* **EXERCISE REQUIREMENTS**:
Find the number of lines in these records where the word "mean" appears. Reply with that number and nothing more.

* **INPUT FOR THIS TASK**:
-- -- --

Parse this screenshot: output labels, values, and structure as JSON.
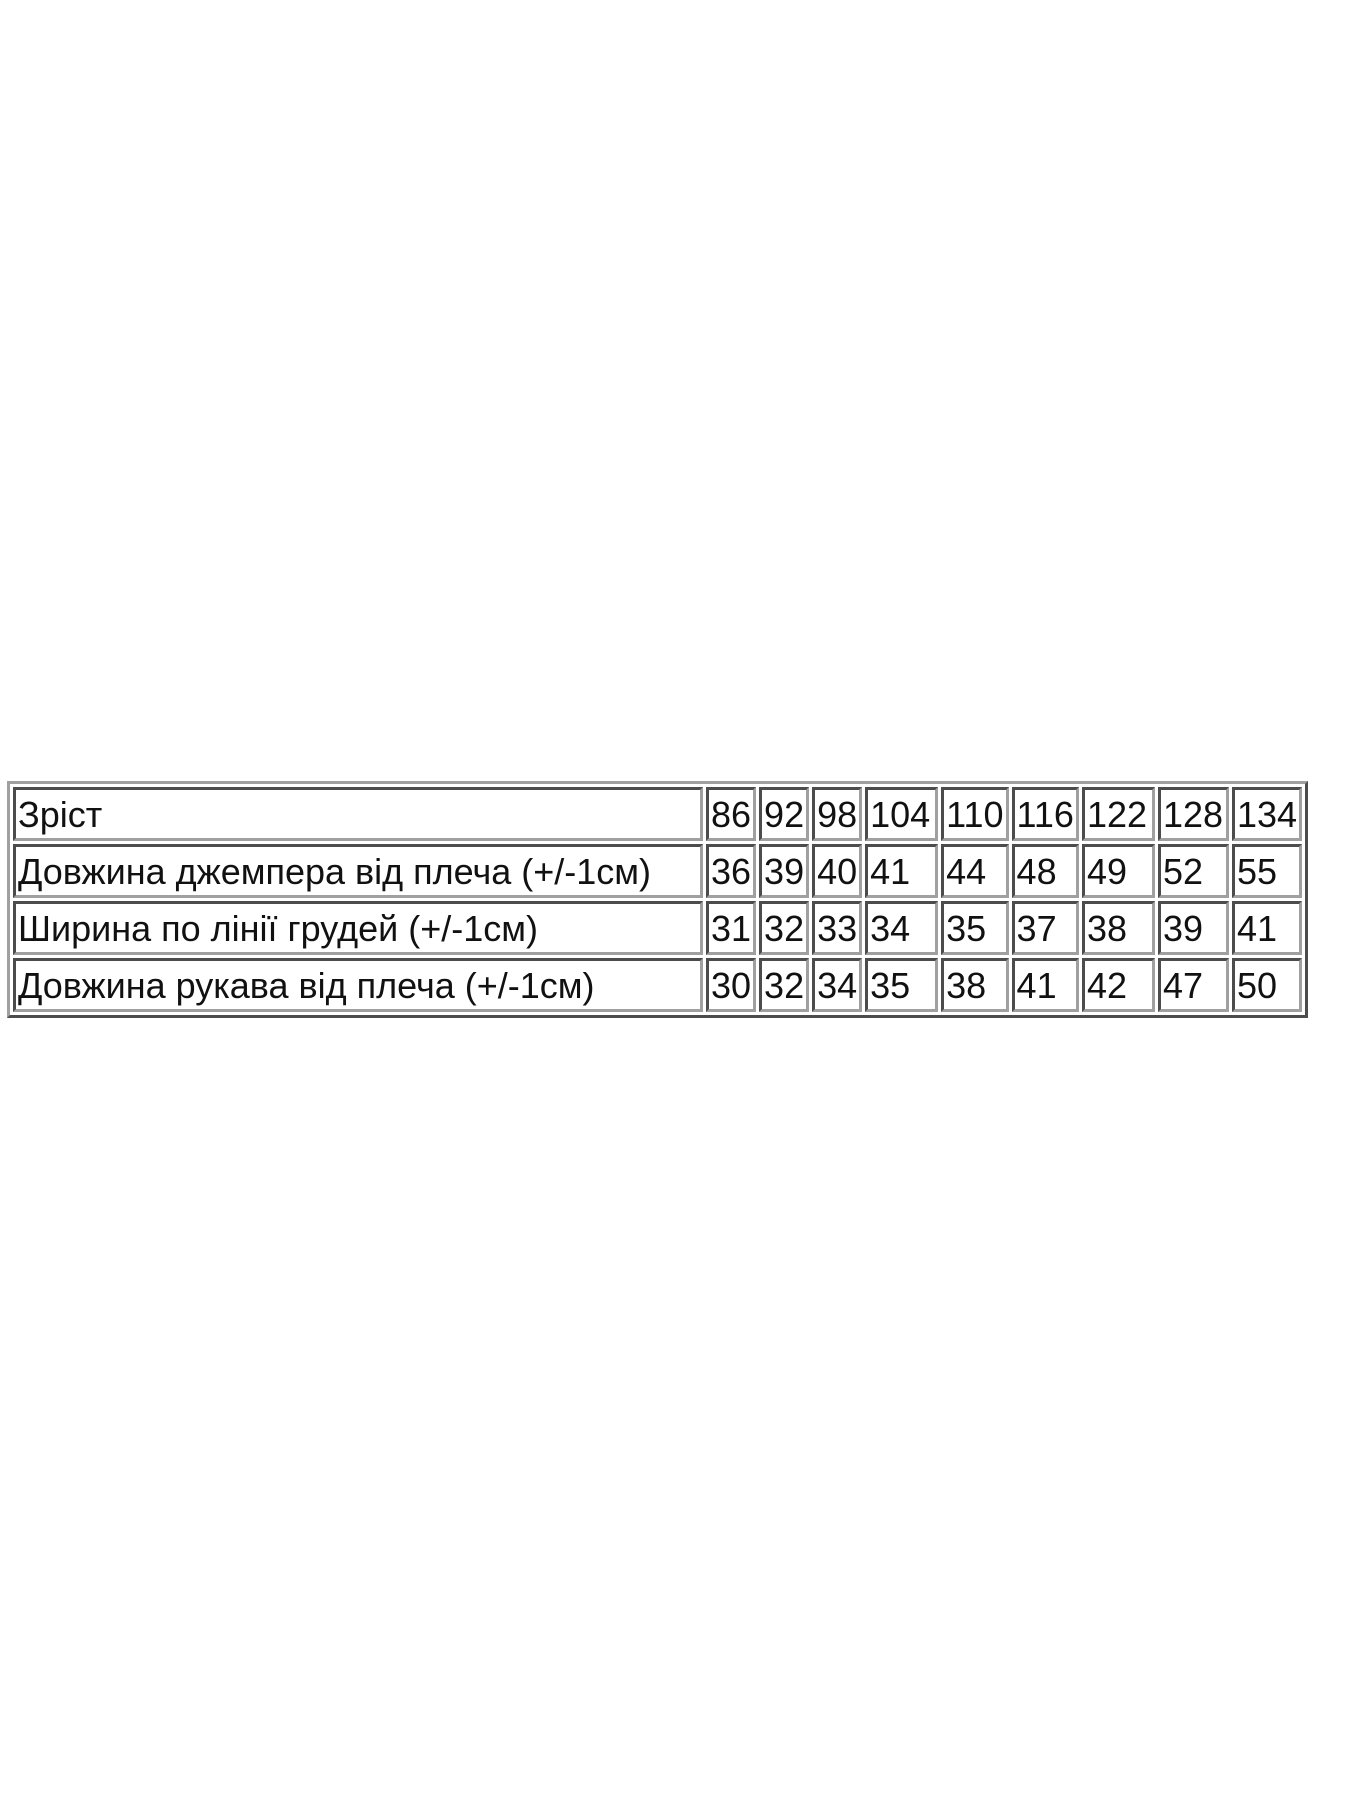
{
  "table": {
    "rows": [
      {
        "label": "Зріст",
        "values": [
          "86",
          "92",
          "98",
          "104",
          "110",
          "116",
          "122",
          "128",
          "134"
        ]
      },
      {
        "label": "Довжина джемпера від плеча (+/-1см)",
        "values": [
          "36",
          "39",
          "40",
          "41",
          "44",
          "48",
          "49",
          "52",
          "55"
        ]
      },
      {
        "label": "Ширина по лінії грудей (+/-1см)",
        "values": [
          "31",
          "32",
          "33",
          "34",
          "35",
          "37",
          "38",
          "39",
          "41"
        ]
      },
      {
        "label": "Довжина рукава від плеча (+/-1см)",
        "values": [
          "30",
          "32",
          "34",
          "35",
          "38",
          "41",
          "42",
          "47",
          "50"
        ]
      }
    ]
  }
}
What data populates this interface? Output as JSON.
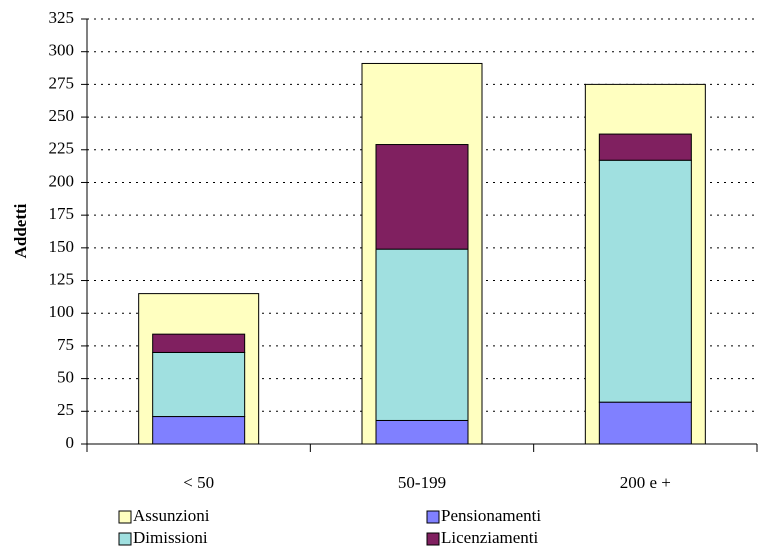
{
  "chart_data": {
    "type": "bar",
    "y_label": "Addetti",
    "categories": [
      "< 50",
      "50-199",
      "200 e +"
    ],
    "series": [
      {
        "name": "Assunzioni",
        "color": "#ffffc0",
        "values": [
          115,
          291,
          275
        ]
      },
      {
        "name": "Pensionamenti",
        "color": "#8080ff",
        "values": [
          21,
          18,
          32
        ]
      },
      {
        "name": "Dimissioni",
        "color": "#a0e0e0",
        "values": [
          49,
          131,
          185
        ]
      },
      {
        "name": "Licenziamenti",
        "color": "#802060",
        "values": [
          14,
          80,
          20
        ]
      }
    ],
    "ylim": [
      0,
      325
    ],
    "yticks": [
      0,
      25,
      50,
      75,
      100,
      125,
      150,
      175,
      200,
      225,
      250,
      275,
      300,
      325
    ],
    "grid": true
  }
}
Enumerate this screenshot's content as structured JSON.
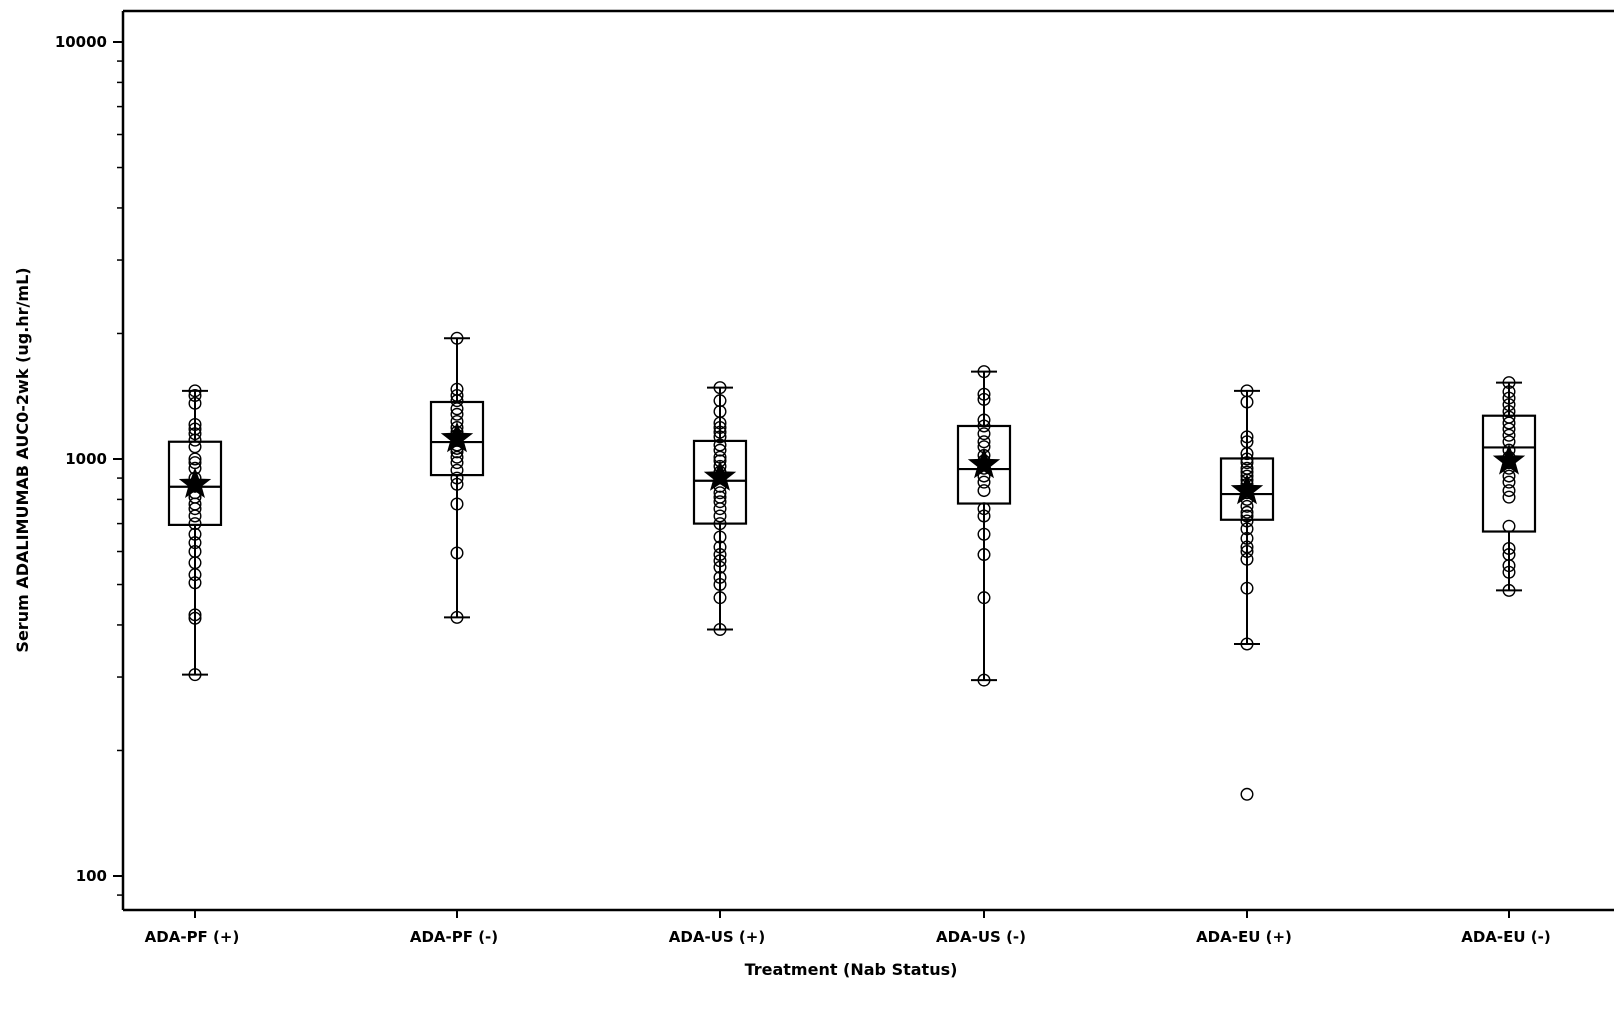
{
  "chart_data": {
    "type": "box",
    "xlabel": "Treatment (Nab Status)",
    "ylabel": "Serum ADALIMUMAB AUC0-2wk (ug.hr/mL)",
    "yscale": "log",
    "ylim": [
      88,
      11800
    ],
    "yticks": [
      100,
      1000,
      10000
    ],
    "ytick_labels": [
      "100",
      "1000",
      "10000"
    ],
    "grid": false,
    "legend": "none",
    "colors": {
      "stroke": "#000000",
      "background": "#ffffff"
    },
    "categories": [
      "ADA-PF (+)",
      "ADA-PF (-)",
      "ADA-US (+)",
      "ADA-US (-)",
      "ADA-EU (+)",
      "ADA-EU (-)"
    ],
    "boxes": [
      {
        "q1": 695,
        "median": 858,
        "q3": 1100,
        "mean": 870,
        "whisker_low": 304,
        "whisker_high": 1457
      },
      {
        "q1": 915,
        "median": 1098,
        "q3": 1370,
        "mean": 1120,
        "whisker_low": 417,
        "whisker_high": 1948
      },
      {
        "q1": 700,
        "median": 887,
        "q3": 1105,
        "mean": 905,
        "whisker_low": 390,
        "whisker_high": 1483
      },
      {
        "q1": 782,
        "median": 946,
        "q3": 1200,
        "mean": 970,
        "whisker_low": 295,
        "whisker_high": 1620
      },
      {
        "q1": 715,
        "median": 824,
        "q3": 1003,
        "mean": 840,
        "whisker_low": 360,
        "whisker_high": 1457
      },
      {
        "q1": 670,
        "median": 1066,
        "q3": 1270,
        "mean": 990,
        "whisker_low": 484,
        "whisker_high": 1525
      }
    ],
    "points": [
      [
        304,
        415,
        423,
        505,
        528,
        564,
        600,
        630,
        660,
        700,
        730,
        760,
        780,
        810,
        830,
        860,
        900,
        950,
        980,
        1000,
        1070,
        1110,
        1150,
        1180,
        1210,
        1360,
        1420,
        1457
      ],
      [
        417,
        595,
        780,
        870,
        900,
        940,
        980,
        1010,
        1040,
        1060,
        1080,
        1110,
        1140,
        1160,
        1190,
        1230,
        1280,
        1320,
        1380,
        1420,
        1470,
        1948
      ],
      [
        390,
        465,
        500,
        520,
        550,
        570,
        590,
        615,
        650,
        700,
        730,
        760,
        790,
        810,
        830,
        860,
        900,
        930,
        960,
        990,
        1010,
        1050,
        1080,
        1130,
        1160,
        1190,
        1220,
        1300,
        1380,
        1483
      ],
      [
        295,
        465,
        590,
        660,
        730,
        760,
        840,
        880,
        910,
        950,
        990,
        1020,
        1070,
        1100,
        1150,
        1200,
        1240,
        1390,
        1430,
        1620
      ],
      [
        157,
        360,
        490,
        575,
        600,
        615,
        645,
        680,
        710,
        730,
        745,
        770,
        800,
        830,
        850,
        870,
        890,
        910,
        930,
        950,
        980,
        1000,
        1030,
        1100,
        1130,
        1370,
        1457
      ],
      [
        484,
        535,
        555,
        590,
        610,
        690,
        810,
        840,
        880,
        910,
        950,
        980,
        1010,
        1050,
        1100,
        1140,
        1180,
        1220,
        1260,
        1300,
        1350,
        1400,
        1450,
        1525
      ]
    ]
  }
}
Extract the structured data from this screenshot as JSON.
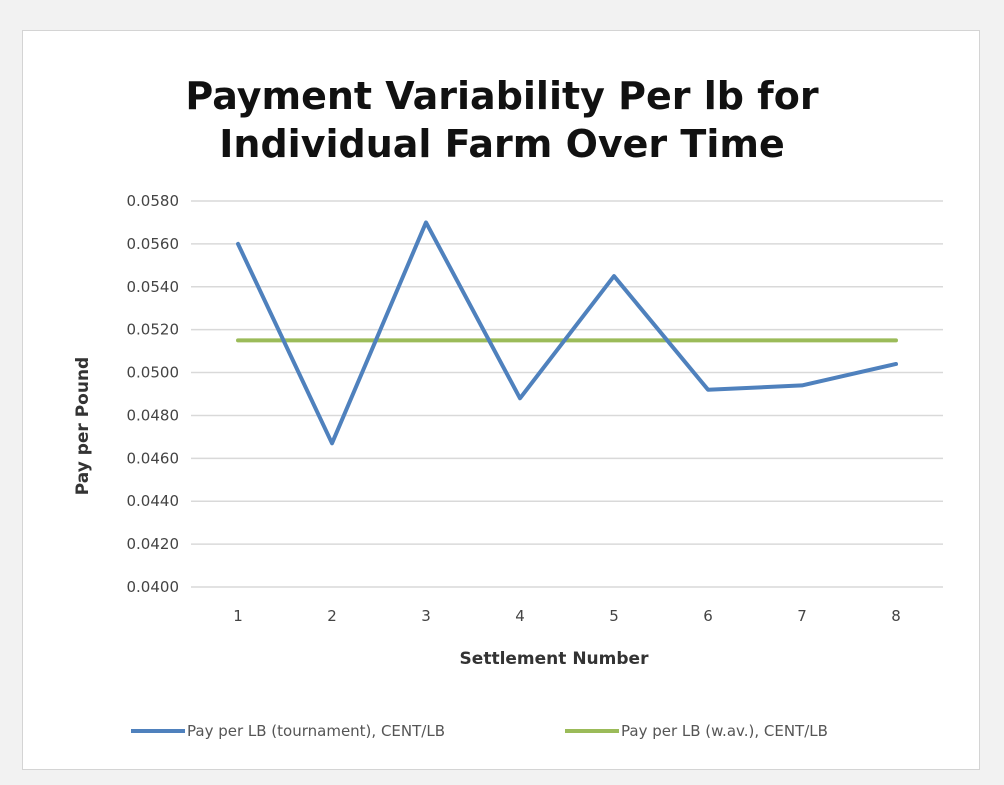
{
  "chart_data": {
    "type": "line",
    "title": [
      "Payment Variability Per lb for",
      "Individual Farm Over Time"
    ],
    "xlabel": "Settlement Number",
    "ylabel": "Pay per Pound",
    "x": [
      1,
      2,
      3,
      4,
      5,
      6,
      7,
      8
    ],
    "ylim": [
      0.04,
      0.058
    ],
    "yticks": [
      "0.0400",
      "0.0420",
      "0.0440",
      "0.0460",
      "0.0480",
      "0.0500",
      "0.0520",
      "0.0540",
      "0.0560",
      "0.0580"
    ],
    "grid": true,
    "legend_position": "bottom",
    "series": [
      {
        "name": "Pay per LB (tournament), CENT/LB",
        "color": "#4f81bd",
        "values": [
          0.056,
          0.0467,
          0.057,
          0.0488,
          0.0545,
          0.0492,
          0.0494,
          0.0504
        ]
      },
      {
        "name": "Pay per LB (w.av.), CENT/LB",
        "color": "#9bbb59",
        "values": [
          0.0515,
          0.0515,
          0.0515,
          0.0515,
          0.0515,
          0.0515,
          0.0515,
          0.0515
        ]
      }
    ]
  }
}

-- -- --

* **OUTPUT OF THE TASK**:
6